EXERCISE OBJECTIVE - Return all lines below containing the word "شکوفایی".
** START MATERIAL PROVIDED **
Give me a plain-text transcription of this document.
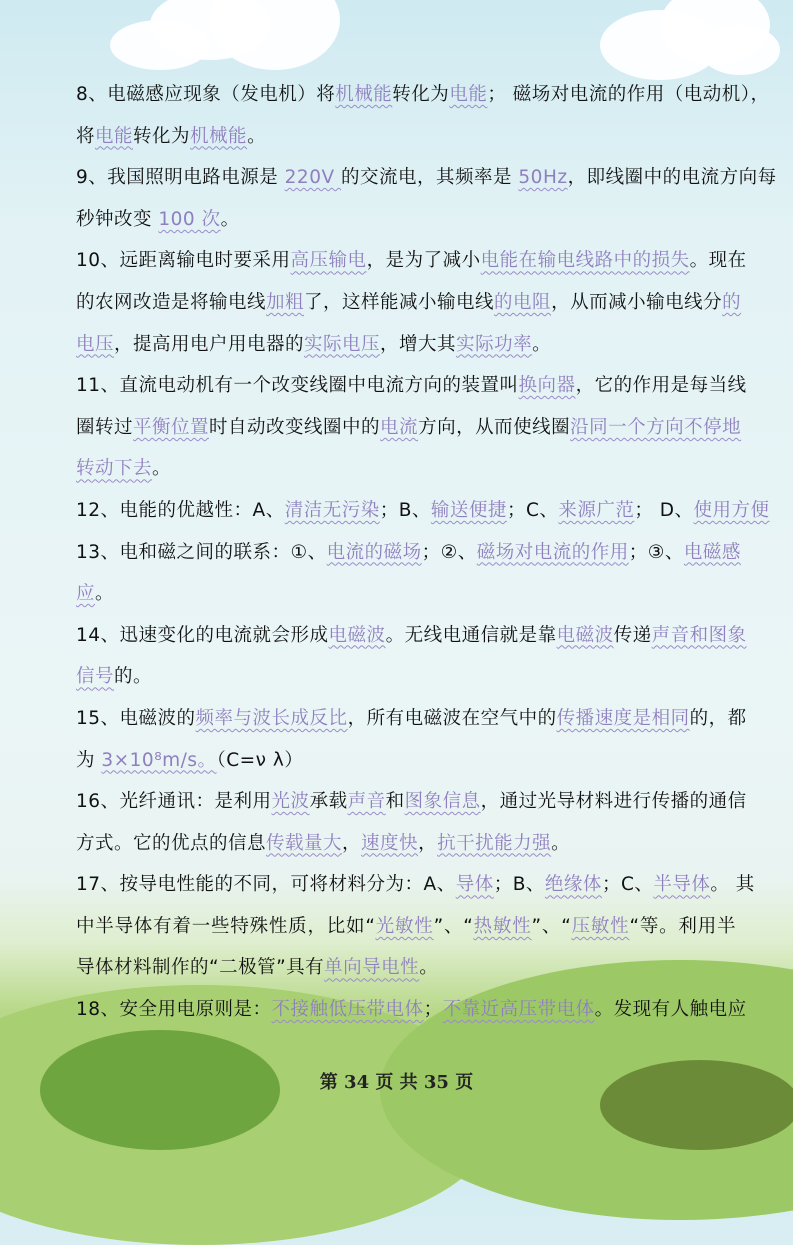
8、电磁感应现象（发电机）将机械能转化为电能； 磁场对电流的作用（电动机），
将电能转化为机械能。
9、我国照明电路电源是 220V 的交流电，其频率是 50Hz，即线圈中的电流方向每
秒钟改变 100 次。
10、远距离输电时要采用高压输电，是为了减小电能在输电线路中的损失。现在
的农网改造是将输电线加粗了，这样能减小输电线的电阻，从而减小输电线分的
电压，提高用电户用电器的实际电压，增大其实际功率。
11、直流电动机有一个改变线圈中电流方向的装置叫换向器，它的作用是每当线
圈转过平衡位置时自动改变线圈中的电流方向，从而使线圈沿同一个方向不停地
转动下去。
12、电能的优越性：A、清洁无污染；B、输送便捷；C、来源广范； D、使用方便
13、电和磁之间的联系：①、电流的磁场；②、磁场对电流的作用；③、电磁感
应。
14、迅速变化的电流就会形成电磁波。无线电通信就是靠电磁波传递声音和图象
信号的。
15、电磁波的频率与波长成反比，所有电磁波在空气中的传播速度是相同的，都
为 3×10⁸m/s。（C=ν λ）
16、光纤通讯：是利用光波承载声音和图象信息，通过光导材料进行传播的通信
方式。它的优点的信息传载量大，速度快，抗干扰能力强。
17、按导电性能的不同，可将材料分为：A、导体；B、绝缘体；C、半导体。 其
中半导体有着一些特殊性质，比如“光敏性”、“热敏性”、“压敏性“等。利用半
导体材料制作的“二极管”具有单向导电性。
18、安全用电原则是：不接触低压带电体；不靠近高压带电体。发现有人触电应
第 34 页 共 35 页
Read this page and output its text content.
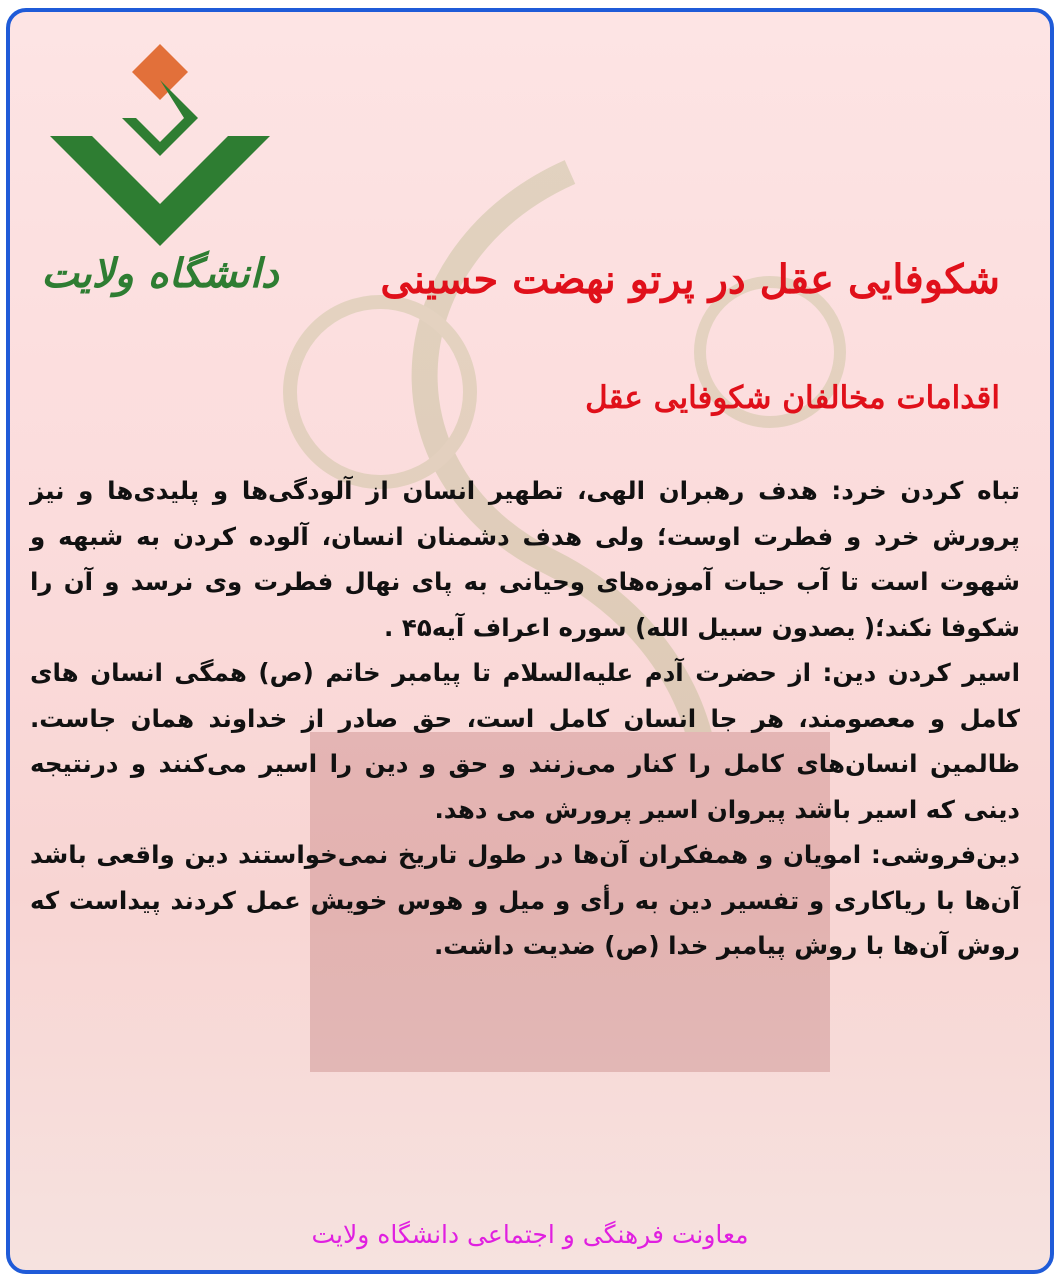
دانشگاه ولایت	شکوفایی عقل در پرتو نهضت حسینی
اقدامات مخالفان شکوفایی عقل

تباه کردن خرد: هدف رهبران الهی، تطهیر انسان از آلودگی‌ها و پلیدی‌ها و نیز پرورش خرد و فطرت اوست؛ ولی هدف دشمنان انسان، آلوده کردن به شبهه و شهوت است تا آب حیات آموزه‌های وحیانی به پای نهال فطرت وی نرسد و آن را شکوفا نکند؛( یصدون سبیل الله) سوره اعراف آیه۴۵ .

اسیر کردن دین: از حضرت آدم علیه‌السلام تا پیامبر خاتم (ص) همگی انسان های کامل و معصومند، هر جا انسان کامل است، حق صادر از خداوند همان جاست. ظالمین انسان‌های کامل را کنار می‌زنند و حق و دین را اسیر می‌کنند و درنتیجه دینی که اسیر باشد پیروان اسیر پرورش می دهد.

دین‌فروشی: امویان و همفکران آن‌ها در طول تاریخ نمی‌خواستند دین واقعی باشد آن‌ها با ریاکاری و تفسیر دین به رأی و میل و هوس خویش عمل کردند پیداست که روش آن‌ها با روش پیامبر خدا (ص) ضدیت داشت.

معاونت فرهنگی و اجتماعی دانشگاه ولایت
** END MATERIAL PROVIDED **
** START MATERIAL PROVIDED **
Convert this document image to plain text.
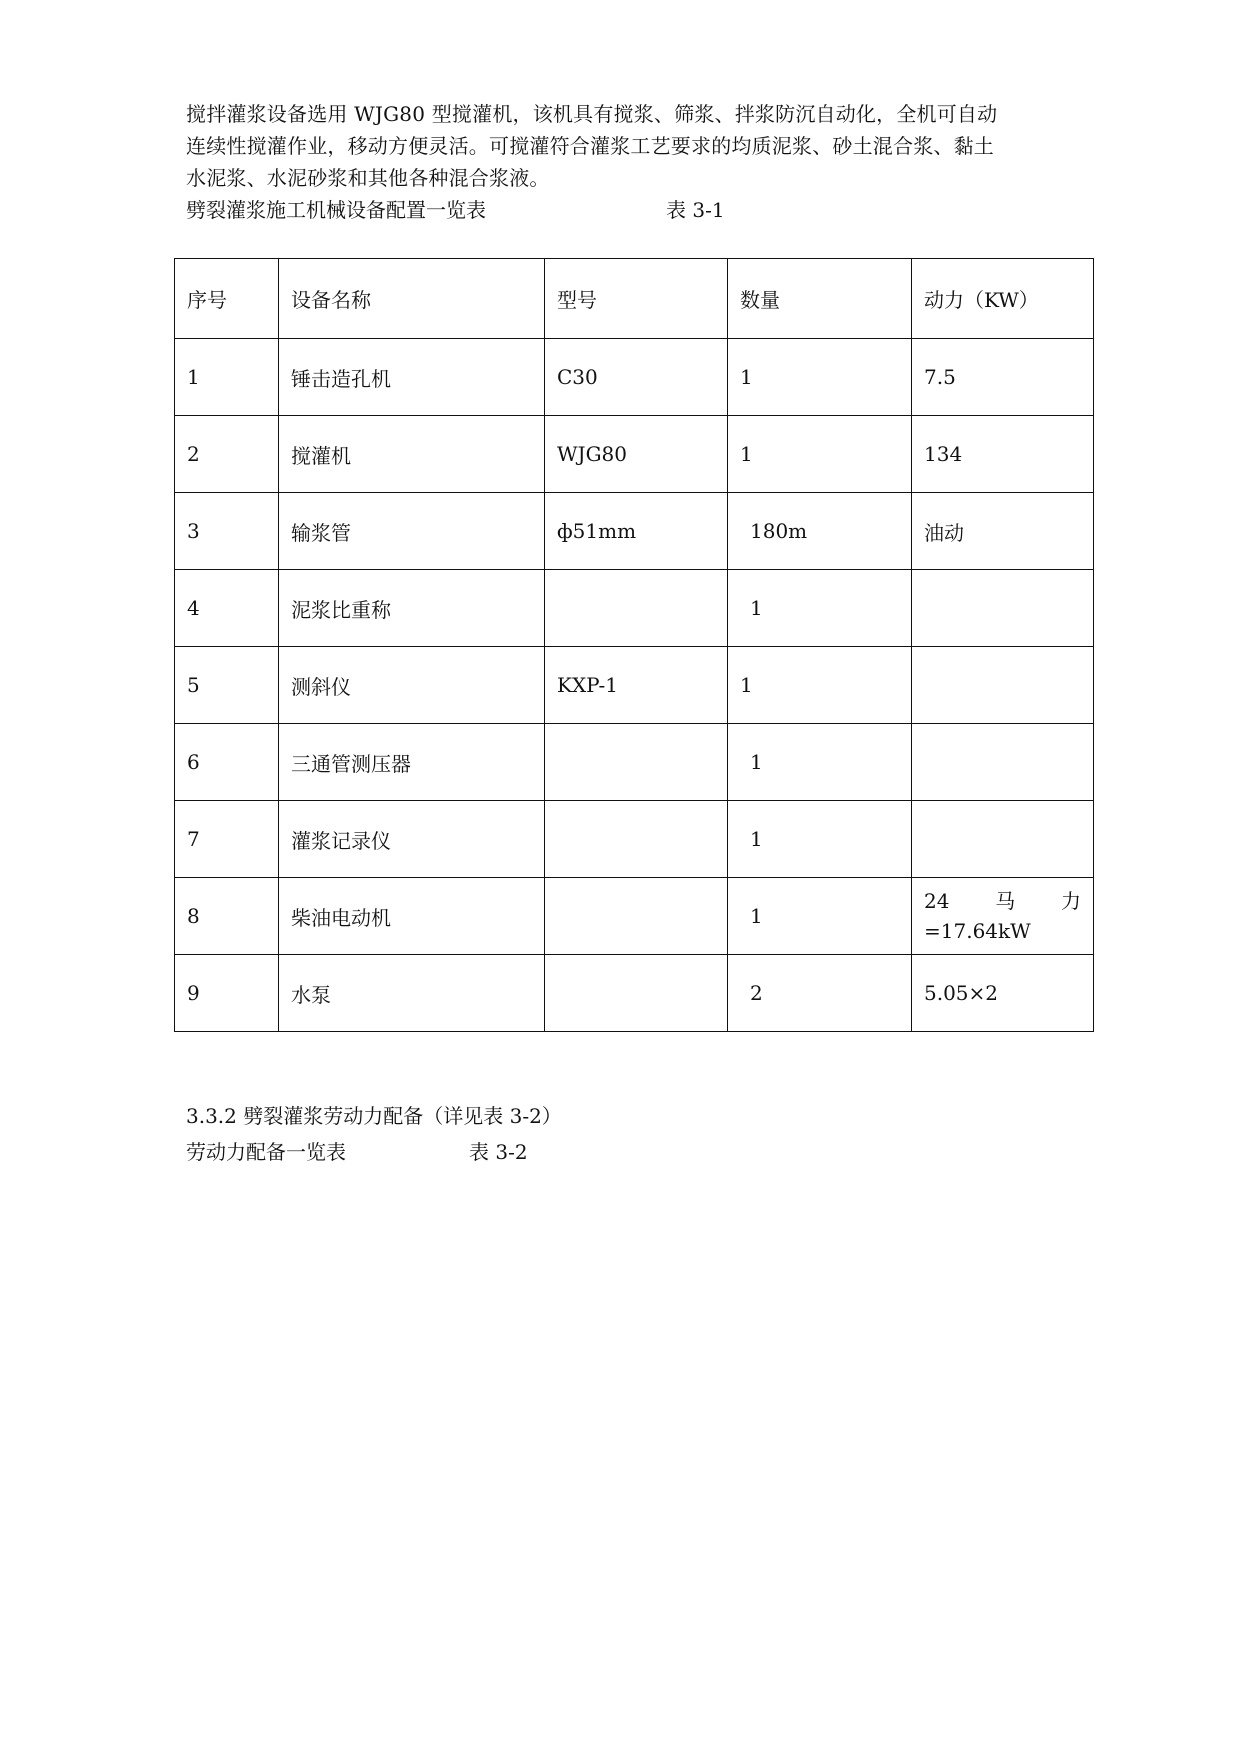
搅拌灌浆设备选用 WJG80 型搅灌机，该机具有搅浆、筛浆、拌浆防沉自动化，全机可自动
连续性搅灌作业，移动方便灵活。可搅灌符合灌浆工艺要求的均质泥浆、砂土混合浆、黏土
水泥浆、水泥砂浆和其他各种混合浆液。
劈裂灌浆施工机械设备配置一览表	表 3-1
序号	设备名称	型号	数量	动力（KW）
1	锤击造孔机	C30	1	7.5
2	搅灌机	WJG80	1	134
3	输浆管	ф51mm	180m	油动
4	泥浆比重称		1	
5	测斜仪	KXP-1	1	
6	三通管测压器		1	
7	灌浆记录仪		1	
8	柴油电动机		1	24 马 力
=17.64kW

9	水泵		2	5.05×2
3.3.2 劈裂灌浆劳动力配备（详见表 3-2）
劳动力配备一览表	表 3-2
** END MATERIAL PROVIDED **
COMPLETE ANSWER -
دانشگاه ولایت	شکوفایی عقل در پرتو نهضت حسینی
اقدامات مخالفان شکوفایی عقل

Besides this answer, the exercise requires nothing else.